**PROBLEM DETAILS**
Below you will find a set of lines. Repeat them all exactly.

Data extracted from a collection

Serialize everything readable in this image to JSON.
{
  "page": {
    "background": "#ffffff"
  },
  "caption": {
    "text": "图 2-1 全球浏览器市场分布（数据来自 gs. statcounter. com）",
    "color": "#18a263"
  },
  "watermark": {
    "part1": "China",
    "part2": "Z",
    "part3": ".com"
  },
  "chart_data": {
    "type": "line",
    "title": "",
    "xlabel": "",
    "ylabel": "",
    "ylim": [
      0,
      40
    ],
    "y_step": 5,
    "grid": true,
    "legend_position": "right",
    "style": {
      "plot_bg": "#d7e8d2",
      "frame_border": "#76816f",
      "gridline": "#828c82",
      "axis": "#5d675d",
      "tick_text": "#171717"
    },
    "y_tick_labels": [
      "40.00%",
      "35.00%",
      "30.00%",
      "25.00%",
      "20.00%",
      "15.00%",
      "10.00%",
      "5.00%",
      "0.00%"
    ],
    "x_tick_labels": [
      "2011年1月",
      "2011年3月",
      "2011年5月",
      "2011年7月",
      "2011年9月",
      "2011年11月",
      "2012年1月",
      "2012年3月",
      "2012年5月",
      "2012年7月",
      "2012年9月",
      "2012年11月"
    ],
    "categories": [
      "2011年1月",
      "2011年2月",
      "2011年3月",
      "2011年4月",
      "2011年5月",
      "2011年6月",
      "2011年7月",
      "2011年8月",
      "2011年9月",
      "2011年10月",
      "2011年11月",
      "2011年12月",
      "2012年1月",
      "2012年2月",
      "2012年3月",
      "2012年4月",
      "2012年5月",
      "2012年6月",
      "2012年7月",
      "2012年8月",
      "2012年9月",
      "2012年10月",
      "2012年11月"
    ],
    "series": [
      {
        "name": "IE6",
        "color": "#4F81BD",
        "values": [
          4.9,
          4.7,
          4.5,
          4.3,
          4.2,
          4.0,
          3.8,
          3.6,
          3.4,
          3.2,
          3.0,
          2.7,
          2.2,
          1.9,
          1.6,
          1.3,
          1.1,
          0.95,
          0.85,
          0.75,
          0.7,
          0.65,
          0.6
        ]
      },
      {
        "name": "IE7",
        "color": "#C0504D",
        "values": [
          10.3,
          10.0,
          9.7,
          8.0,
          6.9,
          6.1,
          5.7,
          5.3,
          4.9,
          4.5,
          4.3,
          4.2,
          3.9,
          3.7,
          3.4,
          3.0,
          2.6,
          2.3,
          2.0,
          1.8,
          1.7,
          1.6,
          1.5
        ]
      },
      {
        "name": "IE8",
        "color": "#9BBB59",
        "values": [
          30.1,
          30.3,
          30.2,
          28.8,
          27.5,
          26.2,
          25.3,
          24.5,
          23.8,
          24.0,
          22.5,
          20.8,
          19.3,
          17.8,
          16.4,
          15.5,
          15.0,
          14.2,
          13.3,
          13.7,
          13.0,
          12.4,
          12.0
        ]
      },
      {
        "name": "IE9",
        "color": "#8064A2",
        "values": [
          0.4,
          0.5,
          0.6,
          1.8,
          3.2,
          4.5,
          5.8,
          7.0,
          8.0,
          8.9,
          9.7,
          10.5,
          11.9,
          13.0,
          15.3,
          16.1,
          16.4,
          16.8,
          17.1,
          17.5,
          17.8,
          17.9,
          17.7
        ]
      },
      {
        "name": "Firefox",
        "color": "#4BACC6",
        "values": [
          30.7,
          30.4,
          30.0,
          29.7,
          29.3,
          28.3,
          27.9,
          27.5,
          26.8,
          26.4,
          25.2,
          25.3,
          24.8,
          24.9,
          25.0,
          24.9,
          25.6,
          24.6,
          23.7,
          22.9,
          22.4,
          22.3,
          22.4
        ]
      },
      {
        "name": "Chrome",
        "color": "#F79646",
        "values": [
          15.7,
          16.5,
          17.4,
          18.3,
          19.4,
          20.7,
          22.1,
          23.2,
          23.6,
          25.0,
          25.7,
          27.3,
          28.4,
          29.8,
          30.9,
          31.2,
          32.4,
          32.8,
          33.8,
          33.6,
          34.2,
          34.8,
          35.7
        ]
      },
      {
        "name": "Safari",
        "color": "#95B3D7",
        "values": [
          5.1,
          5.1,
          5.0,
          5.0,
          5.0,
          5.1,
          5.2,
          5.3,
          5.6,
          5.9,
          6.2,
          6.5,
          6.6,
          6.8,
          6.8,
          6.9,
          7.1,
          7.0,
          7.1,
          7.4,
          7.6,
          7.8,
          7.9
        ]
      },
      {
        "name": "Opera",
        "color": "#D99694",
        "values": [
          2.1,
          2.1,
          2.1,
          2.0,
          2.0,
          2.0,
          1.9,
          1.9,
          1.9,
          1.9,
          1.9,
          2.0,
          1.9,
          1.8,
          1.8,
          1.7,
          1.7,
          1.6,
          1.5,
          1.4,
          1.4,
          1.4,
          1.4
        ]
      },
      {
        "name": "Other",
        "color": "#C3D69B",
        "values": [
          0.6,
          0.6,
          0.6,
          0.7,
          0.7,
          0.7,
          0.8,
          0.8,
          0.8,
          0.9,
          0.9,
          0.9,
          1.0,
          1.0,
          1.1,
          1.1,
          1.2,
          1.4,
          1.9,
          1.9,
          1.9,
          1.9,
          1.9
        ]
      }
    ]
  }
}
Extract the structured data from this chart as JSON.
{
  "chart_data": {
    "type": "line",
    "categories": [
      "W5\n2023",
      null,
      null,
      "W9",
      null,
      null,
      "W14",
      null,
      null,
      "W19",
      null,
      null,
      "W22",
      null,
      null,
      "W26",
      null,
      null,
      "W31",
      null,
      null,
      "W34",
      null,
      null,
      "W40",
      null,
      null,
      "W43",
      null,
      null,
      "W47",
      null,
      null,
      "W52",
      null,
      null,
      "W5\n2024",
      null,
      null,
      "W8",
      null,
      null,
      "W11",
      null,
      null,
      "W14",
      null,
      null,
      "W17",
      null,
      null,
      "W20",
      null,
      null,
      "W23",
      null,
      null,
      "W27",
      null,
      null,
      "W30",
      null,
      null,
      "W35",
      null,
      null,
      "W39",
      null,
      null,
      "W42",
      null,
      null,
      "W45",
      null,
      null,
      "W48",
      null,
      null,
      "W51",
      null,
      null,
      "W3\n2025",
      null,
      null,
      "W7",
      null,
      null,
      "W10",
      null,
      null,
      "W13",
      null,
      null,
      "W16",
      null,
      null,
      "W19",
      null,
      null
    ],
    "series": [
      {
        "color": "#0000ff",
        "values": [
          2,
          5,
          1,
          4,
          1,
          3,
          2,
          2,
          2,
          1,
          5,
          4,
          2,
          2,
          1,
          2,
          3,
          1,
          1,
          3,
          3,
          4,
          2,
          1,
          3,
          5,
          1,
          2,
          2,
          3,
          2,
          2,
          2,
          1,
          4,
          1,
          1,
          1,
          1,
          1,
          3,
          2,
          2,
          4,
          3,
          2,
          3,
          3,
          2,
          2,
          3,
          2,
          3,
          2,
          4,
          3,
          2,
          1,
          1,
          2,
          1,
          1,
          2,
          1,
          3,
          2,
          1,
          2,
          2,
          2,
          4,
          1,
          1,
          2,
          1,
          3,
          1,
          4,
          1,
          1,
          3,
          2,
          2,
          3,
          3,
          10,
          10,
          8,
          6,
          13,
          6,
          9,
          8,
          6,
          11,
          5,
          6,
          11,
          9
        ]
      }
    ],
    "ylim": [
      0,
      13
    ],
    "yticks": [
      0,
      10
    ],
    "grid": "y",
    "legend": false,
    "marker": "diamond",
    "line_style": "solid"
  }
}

**TASK RESULT**
Serialize everything readable in this image to JSON.
{
  "page": {
    "background": "#ffffff"
  },
  "caption": {
    "text": "图 2-1 全球浏览器市场分布（数据来自 gs. statcounter. com）",
    "color": "#18a263"
  },
  "watermark": {
    "part1": "China",
    "part2": "Z",
    "part3": ".com"
  },
  "chart_data": {
    "type": "line",
    "title": "",
    "xlabel": "",
    "ylabel": "",
    "ylim": [
      0,
      40
    ],
    "y_step": 5,
    "grid": true,
    "legend_position": "right",
    "style": {
      "plot_bg": "#d7e8d2",
      "frame_border": "#76816f",
      "gridline": "#828c82",
      "axis": "#5d675d",
      "tick_text": "#171717"
    },
    "y_tick_labels": [
      "40.00%",
      "35.00%",
      "30.00%",
      "25.00%",
      "20.00%",
      "15.00%",
      "10.00%",
      "5.00%",
      "0.00%"
    ],
    "x_tick_labels": [
      "2011年1月",
      "2011年3月",
      "2011年5月",
      "2011年7月",
      "2011年9月",
      "2011年11月",
      "2012年1月",
      "2012年3月",
      "2012年5月",
      "2012年7月",
      "2012年9月",
      "2012年11月"
    ],
    "categories": [
      "2011年1月",
      "2011年2月",
      "2011年3月",
      "2011年4月",
      "2011年5月",
      "2011年6月",
      "2011年7月",
      "2011年8月",
      "2011年9月",
      "2011年10月",
      "2011年11月",
      "2011年12月",
      "2012年1月",
      "2012年2月",
      "2012年3月",
      "2012年4月",
      "2012年5月",
      "2012年6月",
      "2012年7月",
      "2012年8月",
      "2012年9月",
      "2012年10月",
      "2012年11月"
    ],
    "series": [
      {
        "name": "IE6",
        "color": "#4F81BD",
        "values": [
          4.9,
          4.7,
          4.5,
          4.3,
          4.2,
          4.0,
          3.8,
          3.6,
          3.4,
          3.2,
          3.0,
          2.7,
          2.2,
          1.9,
          1.6,
          1.3,
          1.1,
          0.95,
          0.85,
          0.75,
          0.7,
          0.65,
          0.6
        ]
      },
      {
        "name": "IE7",
        "color": "#C0504D",
        "values": [
          10.3,
          10.0,
          9.7,
          8.0,
          6.9,
          6.1,
          5.7,
          5.3,
          4.9,
          4.5,
          4.3,
          4.2,
          3.9,
          3.7,
          3.4,
          3.0,
          2.6,
          2.3,
          2.0,
          1.8,
          1.7,
          1.6,
          1.5
        ]
      },
      {
        "name": "IE8",
        "color": "#9BBB59",
        "values": [
          30.1,
          30.3,
          30.2,
          28.8,
          27.5,
          26.2,
          25.3,
          24.5,
          23.8,
          24.0,
          22.5,
          20.8,
          19.3,
          17.8,
          16.4,
          15.5,
          15.0,
          14.2,
          13.3,
          13.7,
          13.0,
          12.4,
          12.0
        ]
      },
      {
        "name": "IE9",
        "color": "#8064A2",
        "values": [
          0.4,
          0.5,
          0.6,
          1.8,
          3.2,
          4.5,
          5.8,
          7.0,
          8.0,
          8.9,
          9.7,
          10.5,
          11.9,
          13.0,
          15.3,
          16.1,
          16.4,
          16.8,
          17.1,
          17.5,
          17.8,
          17.9,
          17.7
        ]
      },
      {
        "name": "Firefox",
        "color": "#4BACC6",
        "values": [
          30.7,
          30.4,
          30.0,
          29.7,
          29.3,
          28.3,
          27.9,
          27.5,
          26.8,
          26.4,
          25.2,
          25.3,
          24.8,
          24.9,
          25.0,
          24.9,
          25.6,
          24.6,
          23.7,
          22.9,
          22.4,
          22.3,
          22.4
        ]
      },
      {
        "name": "Chrome",
        "color": "#F79646",
        "values": [
          15.7,
          16.5,
          17.4,
          18.3,
          19.4,
          20.7,
          22.1,
          23.2,
          23.6,
          25.0,
          25.7,
          27.3,
          28.4,
          29.8,
          30.9,
          31.2,
          32.4,
          32.8,
          33.8,
          33.6,
          34.2,
          34.8,
          35.7
        ]
      },
      {
        "name": "Safari",
        "color": "#95B3D7",
        "values": [
          5.1,
          5.1,
          5.0,
          5.0,
          5.0,
          5.1,
          5.2,
          5.3,
          5.6,
          5.9,
          6.2,
          6.5,
          6.6,
          6.8,
          6.8,
          6.9,
          7.1,
          7.0,
          7.1,
          7.4,
          7.6,
          7.8,
          7.9
        ]
      },
      {
        "name": "Opera",
        "color": "#D99694",
        "values": [
          2.1,
          2.1,
          2.1,
          2.0,
          2.0,
          2.0,
          1.9,
          1.9,
          1.9,
          1.9,
          1.9,
          2.0,
          1.9,
          1.8,
          1.8,
          1.7,
          1.7,
          1.6,
          1.5,
          1.4,
          1.4,
          1.4,
          1.4
        ]
      },
      {
        "name": "Other",
        "color": "#C3D69B",
        "values": [
          0.6,
          0.6,
          0.6,
          0.7,
          0.7,
          0.7,
          0.8,
          0.8,
          0.8,
          0.9,
          0.9,
          0.9,
          1.0,
          1.0,
          1.1,
          1.1,
          1.2,
          1.4,
          1.9,
          1.9,
          1.9,
          1.9,
          1.9
        ]
      }
    ]
  }
}
Extract the structured data from this chart as JSON.
{
  "chart_data": {
    "type": "line",
    "categories": [
      "W5\n2023",
      null,
      null,
      "W9",
      null,
      null,
      "W14",
      null,
      null,
      "W19",
      null,
      null,
      "W22",
      null,
      null,
      "W26",
      null,
      null,
      "W31",
      null,
      null,
      "W34",
      null,
      null,
      "W40",
      null,
      null,
      "W43",
      null,
      null,
      "W47",
      null,
      null,
      "W52",
      null,
      null,
      "W5\n2024",
      null,
      null,
      "W8",
      null,
      null,
      "W11",
      null,
      null,
      "W14",
      null,
      null,
      "W17",
      null,
      null,
      "W20",
      null,
      null,
      "W23",
      null,
      null,
      "W27",
      null,
      null,
      "W30",
      null,
      null,
      "W35",
      null,
      null,
      "W39",
      null,
      null,
      "W42",
      null,
      null,
      "W45",
      null,
      null,
      "W48",
      null,
      null,
      "W51",
      null,
      null,
      "W3\n2025",
      null,
      null,
      "W7",
      null,
      null,
      "W10",
      null,
      null,
      "W13",
      null,
      null,
      "W16",
      null,
      null,
      "W19",
      null,
      null
    ],
    "series": [
      {
        "color": "#0000ff",
        "values": [
          2,
          5,
          1,
          4,
          1,
          3,
          2,
          2,
          2,
          1,
          5,
          4,
          2,
          2,
          1,
          2,
          3,
          1,
          1,
          3,
          3,
          4,
          2,
          1,
          3,
          5,
          1,
          2,
          2,
          3,
          2,
          2,
          2,
          1,
          4,
          1,
          1,
          1,
          1,
          1,
          3,
          2,
          2,
          4,
          3,
          2,
          3,
          3,
          2,
          2,
          3,
          2,
          3,
          2,
          4,
          3,
          2,
          1,
          1,
          2,
          1,
          1,
          2,
          1,
          3,
          2,
          1,
          2,
          2,
          2,
          4,
          1,
          1,
          2,
          1,
          3,
          1,
          4,
          1,
          1,
          3,
          2,
          2,
          3,
          3,
          10,
          10,
          8,
          6,
          13,
          6,
          9,
          8,
          6,
          11,
          5,
          6,
          11,
          9
        ]
      }
    ],
    "ylim": [
      0,
      13
    ],
    "yticks": [
      0,
      10
    ],
    "grid": "y",
    "legend": false,
    "marker": "diamond",
    "line_style": "solid"
  }
}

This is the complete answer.